Goal of the exercise: Copy the lines holding the word "title", all of them.
─── Data rows
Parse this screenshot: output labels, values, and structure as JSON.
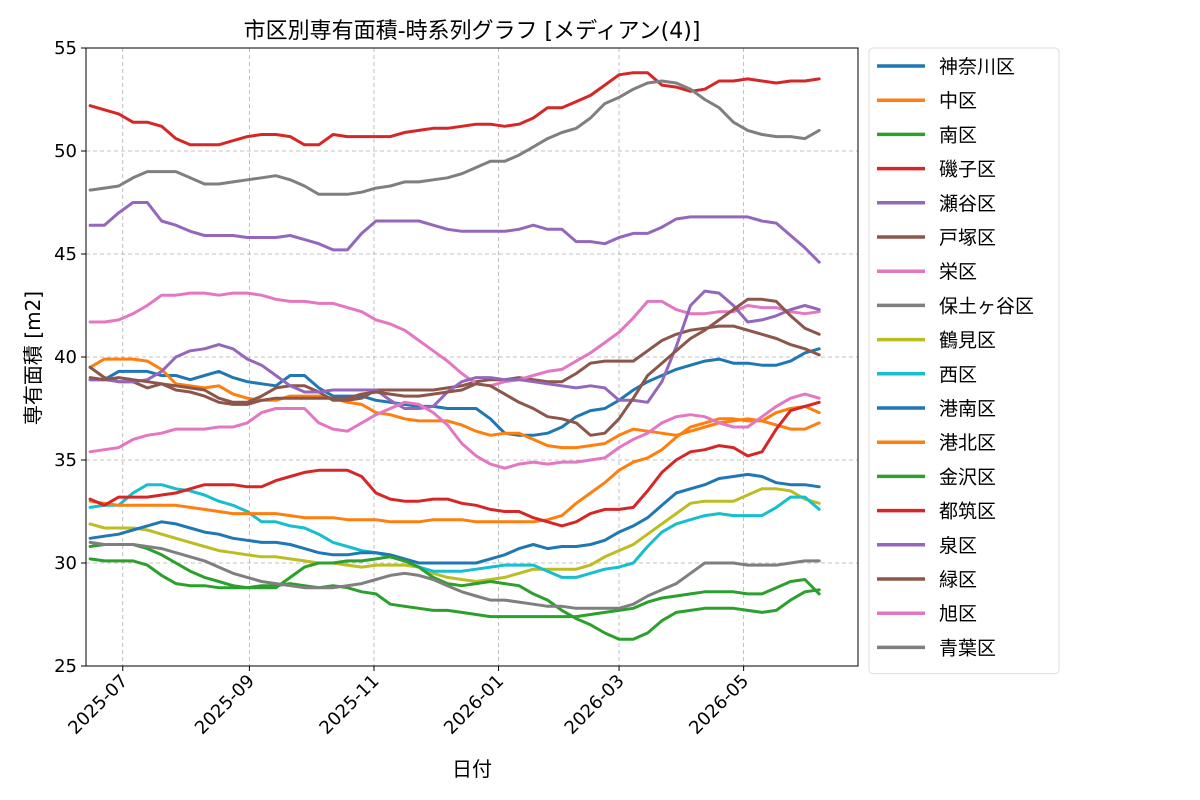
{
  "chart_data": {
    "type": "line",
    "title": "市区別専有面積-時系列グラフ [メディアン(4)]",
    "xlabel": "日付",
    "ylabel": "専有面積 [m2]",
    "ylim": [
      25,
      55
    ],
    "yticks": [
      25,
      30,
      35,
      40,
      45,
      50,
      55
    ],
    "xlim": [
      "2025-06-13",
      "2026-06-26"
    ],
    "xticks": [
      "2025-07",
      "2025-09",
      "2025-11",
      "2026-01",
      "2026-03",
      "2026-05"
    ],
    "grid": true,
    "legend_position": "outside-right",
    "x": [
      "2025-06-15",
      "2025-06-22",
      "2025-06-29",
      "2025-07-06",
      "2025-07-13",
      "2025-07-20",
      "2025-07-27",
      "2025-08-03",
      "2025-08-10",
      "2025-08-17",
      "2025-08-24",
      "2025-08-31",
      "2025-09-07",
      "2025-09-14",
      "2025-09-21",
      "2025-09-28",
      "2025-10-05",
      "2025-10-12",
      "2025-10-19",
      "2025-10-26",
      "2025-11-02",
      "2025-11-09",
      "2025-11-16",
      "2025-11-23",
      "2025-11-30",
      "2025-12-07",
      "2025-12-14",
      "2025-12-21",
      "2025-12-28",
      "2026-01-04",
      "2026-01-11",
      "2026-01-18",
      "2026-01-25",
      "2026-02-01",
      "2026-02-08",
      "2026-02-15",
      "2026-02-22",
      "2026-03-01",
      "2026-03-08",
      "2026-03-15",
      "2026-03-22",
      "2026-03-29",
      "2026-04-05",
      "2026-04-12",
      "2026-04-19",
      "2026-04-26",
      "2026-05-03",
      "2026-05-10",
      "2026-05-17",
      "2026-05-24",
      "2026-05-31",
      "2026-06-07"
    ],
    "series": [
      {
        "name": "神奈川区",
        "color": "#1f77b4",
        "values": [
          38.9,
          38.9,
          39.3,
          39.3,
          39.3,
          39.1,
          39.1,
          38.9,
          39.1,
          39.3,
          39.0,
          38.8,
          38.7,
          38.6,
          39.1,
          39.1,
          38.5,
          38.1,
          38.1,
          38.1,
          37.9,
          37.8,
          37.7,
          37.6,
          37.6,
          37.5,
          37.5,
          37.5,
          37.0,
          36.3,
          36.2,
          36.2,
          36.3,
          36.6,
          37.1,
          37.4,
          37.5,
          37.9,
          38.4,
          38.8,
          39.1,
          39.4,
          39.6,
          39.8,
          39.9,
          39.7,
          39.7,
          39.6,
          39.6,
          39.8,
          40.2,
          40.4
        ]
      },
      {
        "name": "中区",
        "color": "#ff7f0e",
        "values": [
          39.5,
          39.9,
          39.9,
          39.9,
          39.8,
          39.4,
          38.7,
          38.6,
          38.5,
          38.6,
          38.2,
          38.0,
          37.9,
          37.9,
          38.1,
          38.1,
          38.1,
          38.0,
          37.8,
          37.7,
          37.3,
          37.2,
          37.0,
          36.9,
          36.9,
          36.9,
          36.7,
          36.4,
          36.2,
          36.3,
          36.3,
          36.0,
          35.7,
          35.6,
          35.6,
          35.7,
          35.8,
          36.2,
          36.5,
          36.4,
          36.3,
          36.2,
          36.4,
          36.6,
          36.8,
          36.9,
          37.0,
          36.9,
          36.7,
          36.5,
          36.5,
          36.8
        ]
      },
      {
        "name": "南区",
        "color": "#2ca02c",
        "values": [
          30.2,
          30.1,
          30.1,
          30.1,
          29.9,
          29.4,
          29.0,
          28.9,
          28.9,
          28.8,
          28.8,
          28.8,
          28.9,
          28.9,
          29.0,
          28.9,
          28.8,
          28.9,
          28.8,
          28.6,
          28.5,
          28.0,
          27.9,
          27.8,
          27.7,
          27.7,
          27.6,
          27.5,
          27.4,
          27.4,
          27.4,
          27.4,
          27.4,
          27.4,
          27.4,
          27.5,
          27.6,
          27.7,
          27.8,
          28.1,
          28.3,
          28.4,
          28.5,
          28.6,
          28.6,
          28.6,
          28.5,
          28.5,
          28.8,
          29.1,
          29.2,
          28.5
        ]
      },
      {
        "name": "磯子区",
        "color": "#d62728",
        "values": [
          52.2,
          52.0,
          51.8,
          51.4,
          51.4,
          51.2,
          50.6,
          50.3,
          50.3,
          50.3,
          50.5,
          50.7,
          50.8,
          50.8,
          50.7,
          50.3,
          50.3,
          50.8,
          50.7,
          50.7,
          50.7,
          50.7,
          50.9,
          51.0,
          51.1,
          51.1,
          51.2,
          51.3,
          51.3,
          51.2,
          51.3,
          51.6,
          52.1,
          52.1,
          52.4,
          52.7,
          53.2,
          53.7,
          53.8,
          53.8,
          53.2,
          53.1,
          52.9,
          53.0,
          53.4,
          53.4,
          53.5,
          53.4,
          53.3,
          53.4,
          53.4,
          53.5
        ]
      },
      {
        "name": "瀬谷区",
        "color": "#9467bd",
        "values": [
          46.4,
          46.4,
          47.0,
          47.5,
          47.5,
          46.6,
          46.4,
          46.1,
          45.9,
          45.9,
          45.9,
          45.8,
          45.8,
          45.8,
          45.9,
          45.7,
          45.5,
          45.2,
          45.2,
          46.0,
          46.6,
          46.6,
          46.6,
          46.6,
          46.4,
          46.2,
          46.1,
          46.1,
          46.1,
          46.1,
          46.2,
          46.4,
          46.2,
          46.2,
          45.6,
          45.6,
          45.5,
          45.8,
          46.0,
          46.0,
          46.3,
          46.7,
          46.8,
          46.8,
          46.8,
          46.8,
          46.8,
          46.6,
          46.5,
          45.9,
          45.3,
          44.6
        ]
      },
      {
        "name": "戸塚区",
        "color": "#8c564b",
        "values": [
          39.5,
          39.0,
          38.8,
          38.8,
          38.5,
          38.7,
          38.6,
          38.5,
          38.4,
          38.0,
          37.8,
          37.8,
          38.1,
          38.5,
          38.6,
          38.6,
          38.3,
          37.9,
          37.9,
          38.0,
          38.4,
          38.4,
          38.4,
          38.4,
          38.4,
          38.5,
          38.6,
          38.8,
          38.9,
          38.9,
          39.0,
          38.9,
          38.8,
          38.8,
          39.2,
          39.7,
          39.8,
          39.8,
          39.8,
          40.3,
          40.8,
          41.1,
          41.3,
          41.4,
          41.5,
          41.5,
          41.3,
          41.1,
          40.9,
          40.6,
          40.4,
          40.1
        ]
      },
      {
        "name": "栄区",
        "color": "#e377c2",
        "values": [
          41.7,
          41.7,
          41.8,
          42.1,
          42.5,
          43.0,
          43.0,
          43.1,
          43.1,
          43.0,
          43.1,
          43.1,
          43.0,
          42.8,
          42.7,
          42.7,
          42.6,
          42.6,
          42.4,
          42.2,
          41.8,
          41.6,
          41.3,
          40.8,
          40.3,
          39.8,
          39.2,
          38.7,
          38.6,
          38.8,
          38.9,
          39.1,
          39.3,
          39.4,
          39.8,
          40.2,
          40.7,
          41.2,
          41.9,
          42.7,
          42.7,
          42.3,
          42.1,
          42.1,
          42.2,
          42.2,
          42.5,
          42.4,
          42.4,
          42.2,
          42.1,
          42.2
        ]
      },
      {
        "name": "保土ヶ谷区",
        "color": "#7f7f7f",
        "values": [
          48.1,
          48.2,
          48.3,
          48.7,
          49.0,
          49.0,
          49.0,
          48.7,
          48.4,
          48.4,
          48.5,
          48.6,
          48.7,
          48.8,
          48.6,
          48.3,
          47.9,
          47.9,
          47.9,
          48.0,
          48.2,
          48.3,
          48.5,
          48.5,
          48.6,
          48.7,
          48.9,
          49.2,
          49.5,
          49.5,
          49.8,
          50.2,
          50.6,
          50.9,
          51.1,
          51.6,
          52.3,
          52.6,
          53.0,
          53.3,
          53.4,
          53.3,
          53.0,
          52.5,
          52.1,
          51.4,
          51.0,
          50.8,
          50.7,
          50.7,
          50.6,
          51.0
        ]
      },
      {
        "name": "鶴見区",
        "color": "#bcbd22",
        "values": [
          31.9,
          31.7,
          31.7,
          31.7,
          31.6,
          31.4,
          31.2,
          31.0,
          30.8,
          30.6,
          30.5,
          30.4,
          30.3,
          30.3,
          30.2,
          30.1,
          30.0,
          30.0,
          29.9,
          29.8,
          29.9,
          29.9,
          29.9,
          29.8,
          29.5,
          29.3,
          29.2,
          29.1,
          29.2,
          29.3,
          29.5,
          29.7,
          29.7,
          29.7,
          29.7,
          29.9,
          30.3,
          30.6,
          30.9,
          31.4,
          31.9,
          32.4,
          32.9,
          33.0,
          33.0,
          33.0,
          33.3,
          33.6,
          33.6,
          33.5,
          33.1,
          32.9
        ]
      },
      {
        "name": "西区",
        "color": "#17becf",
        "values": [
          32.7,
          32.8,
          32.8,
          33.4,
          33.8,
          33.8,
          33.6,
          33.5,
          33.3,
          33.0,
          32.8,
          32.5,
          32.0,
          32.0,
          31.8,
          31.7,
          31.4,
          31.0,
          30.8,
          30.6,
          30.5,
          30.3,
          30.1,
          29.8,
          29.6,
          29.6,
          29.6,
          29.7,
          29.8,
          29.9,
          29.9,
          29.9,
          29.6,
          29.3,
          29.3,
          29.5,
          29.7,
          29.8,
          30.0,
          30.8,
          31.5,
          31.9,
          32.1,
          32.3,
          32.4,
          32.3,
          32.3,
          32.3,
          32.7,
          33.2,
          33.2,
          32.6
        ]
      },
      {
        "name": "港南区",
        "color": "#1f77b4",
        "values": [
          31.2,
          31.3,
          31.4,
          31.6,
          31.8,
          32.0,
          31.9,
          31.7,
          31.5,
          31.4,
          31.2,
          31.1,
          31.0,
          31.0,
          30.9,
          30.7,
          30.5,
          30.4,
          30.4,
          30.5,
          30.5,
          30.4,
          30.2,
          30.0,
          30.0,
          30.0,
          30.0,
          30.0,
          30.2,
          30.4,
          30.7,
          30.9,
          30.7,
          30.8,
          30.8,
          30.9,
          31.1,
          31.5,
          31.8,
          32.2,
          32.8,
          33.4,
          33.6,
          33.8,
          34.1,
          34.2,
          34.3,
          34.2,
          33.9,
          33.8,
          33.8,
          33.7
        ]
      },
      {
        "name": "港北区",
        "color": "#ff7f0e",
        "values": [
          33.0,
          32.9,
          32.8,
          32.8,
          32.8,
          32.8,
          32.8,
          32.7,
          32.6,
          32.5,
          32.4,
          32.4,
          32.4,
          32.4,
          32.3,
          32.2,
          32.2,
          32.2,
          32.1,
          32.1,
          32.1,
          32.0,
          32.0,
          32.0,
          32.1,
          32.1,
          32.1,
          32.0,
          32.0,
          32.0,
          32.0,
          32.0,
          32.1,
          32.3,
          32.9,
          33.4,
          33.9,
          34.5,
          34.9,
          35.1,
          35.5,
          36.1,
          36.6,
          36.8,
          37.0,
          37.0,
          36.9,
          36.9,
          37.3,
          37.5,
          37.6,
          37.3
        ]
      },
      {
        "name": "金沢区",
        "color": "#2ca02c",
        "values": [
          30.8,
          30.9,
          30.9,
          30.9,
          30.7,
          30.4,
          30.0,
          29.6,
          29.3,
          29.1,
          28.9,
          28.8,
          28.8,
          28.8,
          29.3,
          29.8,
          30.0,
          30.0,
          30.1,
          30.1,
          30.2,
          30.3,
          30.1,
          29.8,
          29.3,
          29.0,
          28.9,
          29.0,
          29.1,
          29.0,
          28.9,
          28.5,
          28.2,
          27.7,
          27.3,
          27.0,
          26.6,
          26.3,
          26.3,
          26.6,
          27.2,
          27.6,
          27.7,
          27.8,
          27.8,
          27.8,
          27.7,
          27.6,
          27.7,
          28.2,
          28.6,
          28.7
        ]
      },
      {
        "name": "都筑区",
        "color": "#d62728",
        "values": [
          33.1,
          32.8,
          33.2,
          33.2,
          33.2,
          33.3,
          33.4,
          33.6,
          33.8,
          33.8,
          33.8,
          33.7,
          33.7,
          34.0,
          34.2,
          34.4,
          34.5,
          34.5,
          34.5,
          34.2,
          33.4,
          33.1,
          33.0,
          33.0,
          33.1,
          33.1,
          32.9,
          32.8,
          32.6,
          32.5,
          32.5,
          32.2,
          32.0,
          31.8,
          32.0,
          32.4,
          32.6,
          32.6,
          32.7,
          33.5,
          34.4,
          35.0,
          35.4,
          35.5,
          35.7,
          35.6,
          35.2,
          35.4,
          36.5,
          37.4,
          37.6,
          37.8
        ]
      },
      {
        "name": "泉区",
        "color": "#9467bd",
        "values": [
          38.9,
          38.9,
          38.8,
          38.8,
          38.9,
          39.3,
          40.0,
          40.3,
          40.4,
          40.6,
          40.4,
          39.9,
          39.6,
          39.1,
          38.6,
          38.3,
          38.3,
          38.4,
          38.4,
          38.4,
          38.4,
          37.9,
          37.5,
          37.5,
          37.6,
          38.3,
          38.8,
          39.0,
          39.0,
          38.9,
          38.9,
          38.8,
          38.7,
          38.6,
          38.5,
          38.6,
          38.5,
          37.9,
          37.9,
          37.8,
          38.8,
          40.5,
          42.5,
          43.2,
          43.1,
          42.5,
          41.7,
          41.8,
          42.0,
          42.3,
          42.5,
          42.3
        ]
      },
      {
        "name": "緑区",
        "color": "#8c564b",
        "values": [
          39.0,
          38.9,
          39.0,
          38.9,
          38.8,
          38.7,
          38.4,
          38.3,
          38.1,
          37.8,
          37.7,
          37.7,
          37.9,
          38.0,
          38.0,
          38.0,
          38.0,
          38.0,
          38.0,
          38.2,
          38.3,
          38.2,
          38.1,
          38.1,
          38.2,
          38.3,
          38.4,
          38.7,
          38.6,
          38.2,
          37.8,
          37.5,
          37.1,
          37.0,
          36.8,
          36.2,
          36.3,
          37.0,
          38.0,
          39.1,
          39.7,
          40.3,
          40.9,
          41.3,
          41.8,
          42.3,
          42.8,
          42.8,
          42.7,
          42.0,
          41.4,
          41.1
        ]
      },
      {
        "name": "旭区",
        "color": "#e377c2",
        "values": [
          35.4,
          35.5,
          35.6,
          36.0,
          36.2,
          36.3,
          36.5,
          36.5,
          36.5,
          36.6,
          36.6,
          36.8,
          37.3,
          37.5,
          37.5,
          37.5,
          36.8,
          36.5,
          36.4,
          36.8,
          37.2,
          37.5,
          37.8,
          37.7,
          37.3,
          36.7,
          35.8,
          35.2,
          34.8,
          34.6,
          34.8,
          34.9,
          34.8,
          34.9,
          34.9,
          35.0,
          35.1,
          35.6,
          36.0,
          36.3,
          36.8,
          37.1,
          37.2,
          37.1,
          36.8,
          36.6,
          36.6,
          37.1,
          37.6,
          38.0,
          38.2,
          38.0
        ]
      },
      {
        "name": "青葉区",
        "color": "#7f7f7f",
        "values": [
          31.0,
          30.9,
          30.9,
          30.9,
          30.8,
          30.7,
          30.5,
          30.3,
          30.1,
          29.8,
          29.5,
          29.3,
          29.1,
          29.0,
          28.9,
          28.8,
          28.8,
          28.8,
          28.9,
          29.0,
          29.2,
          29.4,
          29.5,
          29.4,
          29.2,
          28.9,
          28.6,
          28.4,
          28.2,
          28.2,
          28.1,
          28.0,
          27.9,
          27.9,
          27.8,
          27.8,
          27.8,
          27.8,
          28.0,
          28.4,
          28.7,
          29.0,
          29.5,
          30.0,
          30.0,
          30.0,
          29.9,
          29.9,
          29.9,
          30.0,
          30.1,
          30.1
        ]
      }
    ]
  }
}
──────
─── Data rows
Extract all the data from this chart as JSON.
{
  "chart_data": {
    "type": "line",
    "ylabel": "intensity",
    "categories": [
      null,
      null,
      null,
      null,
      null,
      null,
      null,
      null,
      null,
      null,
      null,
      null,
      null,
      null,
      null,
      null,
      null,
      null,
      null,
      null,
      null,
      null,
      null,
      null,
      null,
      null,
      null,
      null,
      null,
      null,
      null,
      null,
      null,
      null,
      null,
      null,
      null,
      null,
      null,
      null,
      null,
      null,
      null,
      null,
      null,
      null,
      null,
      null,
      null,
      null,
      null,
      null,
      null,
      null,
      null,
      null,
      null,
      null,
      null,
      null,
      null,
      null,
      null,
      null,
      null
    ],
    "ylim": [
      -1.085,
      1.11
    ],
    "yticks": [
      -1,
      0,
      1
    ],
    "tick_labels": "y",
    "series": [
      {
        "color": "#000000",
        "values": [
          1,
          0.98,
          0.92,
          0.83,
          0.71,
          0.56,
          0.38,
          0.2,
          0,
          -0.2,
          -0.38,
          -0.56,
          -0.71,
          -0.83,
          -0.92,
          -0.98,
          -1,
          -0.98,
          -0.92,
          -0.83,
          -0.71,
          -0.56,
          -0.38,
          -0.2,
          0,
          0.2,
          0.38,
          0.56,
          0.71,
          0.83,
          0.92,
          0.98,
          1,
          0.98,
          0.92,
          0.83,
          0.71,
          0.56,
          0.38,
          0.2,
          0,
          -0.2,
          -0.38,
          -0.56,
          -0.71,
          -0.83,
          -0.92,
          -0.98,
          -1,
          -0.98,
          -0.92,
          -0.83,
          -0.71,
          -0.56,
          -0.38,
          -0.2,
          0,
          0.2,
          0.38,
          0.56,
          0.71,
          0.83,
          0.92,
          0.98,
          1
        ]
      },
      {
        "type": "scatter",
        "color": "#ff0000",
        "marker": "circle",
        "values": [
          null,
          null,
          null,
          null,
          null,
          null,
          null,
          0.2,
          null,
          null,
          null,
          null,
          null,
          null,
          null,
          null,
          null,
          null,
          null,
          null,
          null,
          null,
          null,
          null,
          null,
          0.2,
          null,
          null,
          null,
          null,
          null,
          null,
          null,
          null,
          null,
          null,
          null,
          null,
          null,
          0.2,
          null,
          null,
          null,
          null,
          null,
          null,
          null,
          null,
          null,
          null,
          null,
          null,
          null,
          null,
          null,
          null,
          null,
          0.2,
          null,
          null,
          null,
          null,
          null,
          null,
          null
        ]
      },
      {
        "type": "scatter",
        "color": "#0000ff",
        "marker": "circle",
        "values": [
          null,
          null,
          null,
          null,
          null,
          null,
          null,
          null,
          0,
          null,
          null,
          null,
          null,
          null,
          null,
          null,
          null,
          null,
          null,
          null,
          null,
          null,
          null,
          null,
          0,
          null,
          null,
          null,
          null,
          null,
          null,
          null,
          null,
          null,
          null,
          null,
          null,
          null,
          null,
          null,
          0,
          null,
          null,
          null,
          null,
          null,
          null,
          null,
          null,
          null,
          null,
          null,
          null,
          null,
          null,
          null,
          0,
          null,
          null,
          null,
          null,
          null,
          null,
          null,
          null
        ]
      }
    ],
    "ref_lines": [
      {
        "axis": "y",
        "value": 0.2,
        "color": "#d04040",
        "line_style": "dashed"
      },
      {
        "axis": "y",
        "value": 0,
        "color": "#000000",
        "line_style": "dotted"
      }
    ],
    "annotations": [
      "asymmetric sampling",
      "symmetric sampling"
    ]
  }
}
──────
─── Data rows
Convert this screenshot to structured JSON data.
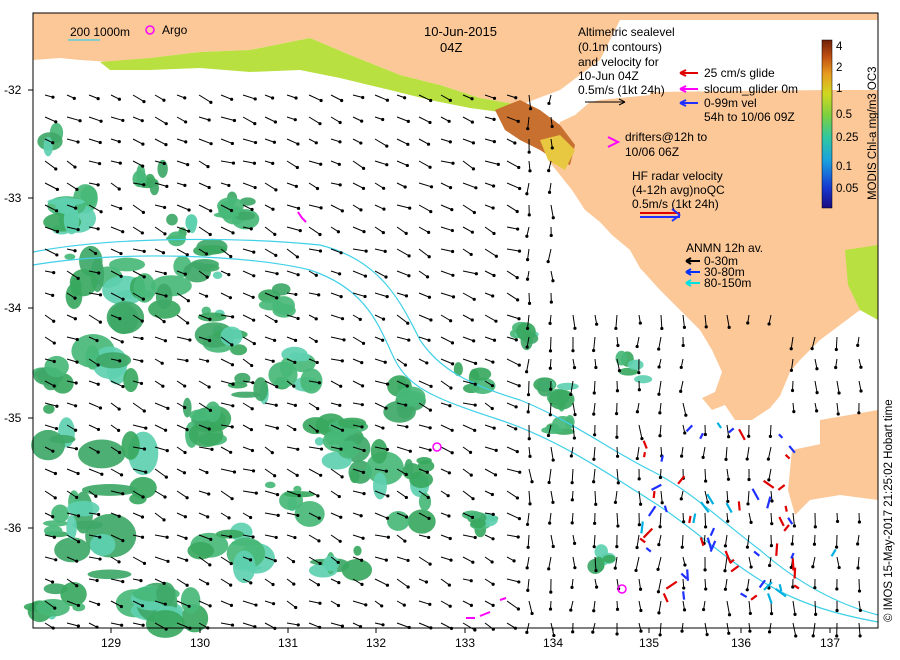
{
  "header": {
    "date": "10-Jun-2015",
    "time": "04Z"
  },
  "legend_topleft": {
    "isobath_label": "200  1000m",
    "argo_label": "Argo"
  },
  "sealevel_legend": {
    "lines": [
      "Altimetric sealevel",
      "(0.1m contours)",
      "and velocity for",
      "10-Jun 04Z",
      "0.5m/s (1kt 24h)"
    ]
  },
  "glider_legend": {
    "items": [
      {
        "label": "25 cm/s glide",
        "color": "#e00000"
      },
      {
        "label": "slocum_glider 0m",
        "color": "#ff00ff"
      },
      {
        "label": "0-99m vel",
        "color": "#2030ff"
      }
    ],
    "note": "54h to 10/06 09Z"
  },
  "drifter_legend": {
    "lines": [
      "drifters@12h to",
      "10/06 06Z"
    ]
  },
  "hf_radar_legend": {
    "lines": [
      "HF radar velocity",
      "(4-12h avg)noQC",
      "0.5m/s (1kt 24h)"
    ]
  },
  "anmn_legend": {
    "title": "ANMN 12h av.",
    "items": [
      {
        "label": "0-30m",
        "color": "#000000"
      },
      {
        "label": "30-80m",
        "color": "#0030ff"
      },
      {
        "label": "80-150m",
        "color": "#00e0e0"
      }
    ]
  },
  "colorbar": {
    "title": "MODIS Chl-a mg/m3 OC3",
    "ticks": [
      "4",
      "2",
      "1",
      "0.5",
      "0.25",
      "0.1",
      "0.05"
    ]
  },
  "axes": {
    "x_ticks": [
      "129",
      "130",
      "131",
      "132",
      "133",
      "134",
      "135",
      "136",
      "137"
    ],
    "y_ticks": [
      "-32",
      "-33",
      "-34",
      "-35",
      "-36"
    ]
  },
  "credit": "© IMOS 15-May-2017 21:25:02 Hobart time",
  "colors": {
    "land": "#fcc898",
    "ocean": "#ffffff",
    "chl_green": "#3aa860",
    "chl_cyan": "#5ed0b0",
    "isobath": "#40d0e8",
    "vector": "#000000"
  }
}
──────
The output:
    "title": "市区別専有面積-時系列グラフ [メディアン(4)]",
    "title": "ANMN 12h av.",
    "title": "MODIS Chl-a mg/m3 OC3",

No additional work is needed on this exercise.